Return the whole listing, line for line, without the pictures in it.

-- BEGIN --

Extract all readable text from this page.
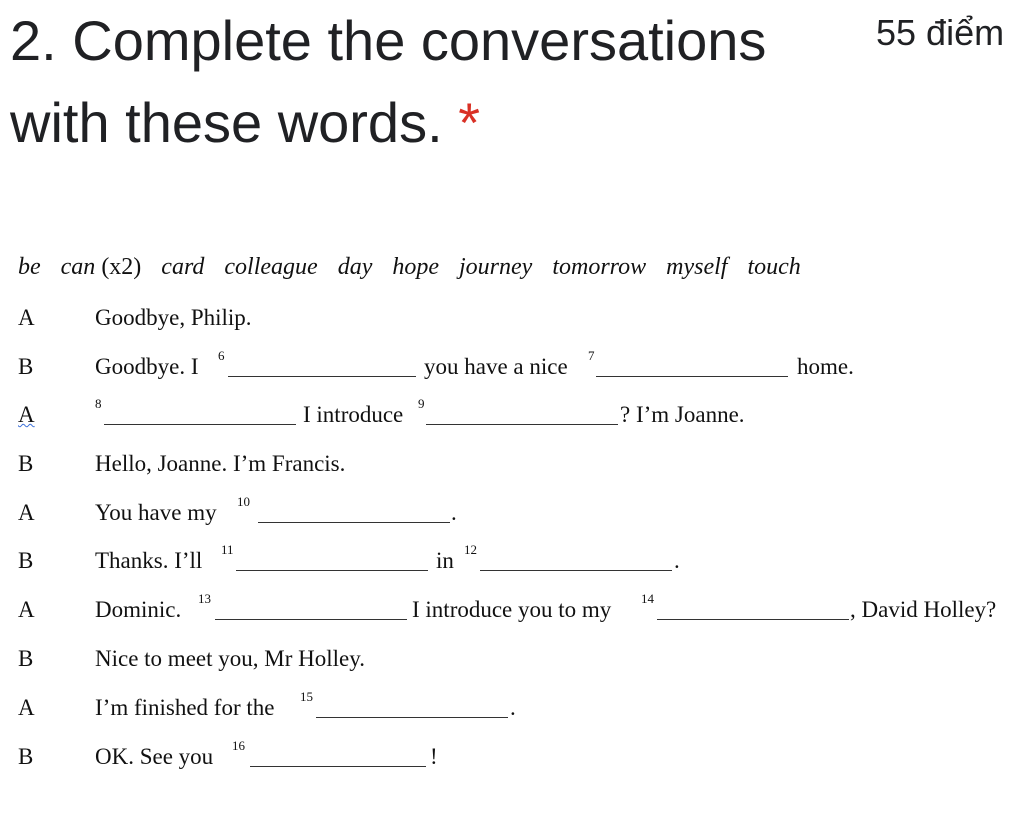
2. Complete the conversations
with these words. *
55 điểm
be can (x2) card colleague day hope journey tomorrow myself touch
A	Goodbye, Philip.
B	Goodbye. I 6	you have a nice 7	home.
A	8	I introduce 9	? I’m Joanne.
B	Hello, Joanne. I’m Francis.
A	You have my 10	.
B	Thanks. I’ll 11	in 12	.
A	Dominic. 13	I introduce you to my 14	, David Holley?
B	Nice to meet you, Mr Holley.
A	I’m finished for the 15	.
B	OK. See you 16	!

-- END --

## Written response
Extract all readable text from this page.
2. Complete the conversations
with these words. *
55 điểm
be can (x2) card colleague day hope journey tomorrow myself touch
A	Goodbye, Philip.
B	Goodbye. I 6	you have a nice 7	home.
A	8	I introduce 9	? I’m Joanne.
B	Hello, Joanne. I’m Francis.
A	You have my 10	.
B	Thanks. I’ll 11	in 12	.
A	Dominic. 13	I introduce you to my 14	, David Holley?
B	Nice to meet you, Mr Holley.
A	I’m finished for the 15	.
B	OK. See you 16	!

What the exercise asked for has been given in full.